# YOUR INSTRUCTIONS
Print the data exactly as it is given, please.

# PROVIDED DATA
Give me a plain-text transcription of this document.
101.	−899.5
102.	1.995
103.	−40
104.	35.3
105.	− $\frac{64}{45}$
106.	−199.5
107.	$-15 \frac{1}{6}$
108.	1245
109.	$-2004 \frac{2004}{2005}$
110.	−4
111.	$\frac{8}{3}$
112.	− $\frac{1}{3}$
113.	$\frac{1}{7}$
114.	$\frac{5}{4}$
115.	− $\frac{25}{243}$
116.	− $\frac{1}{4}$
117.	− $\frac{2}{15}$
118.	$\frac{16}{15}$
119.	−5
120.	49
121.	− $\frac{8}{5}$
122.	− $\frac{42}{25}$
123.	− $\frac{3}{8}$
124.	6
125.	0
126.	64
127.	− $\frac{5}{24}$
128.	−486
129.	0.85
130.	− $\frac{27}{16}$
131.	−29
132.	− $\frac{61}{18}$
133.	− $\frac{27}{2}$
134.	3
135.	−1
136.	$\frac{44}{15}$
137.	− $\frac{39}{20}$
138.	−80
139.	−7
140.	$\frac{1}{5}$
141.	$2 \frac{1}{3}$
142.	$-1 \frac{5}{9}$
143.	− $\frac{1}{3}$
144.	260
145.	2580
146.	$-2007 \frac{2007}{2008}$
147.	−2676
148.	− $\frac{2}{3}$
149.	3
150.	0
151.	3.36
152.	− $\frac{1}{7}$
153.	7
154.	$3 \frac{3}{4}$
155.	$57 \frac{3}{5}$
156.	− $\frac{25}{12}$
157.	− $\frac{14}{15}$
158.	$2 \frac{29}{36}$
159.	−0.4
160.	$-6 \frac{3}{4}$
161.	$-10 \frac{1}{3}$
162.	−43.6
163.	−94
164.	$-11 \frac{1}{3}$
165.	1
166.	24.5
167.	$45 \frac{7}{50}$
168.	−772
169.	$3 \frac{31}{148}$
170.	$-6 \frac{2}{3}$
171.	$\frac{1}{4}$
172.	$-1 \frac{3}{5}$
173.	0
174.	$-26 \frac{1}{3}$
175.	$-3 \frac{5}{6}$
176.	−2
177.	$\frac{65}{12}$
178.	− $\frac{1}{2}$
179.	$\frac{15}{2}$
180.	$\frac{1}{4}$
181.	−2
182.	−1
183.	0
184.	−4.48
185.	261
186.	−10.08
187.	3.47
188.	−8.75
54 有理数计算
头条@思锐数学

# EXERCISE ANSWER
Give me a plain-text transcription of this document.
101.	−899.5
102.	1.995
103.	−40
104.	35.3
105.	− $\frac{64}{45}$
106.	−199.5
107.	$-15 \frac{1}{6}$
108.	1245
109.	$-2004 \frac{2004}{2005}$
110.	−4
111.	$\frac{8}{3}$
112.	− $\frac{1}{3}$
113.	$\frac{1}{7}$
114.	$\frac{5}{4}$
115.	− $\frac{25}{243}$
116.	− $\frac{1}{4}$
117.	− $\frac{2}{15}$
118.	$\frac{16}{15}$
119.	−5
120.	49
121.	− $\frac{8}{5}$
122.	− $\frac{42}{25}$
123.	− $\frac{3}{8}$
124.	6
125.	0
126.	64
127.	− $\frac{5}{24}$
128.	−486
129.	0.85
130.	− $\frac{27}{16}$
131.	−29
132.	− $\frac{61}{18}$
133.	− $\frac{27}{2}$
134.	3
135.	−1
136.	$\frac{44}{15}$
137.	− $\frac{39}{20}$
138.	−80
139.	−7
140.	$\frac{1}{5}$
141.	$2 \frac{1}{3}$
142.	$-1 \frac{5}{9}$
143.	− $\frac{1}{3}$
144.	260
145.	2580
146.	$-2007 \frac{2007}{2008}$
147.	−2676
148.	− $\frac{2}{3}$
149.	3
150.	0
151.	3.36
152.	− $\frac{1}{7}$
153.	7
154.	$3 \frac{3}{4}$
155.	$57 \frac{3}{5}$
156.	− $\frac{25}{12}$
157.	− $\frac{14}{15}$
158.	$2 \frac{29}{36}$
159.	−0.4
160.	$-6 \frac{3}{4}$
161.	$-10 \frac{1}{3}$
162.	−43.6
163.	−94
164.	$-11 \frac{1}{3}$
165.	1
166.	24.5
167.	$45 \frac{7}{50}$
168.	−772
169.	$3 \frac{31}{148}$
170.	$-6 \frac{2}{3}$
171.	$\frac{1}{4}$
172.	$-1 \frac{3}{5}$
173.	0
174.	$-26 \frac{1}{3}$
175.	$-3 \frac{5}{6}$
176.	−2
177.	$\frac{65}{12}$
178.	− $\frac{1}{2}$
179.	$\frac{15}{2}$
180.	$\frac{1}{4}$
181.	−2
182.	−1
183.	0
184.	−4.48
185.	261
186.	−10.08
187.	3.47
188.	−8.75
54 有理数计算
头条@思锐数学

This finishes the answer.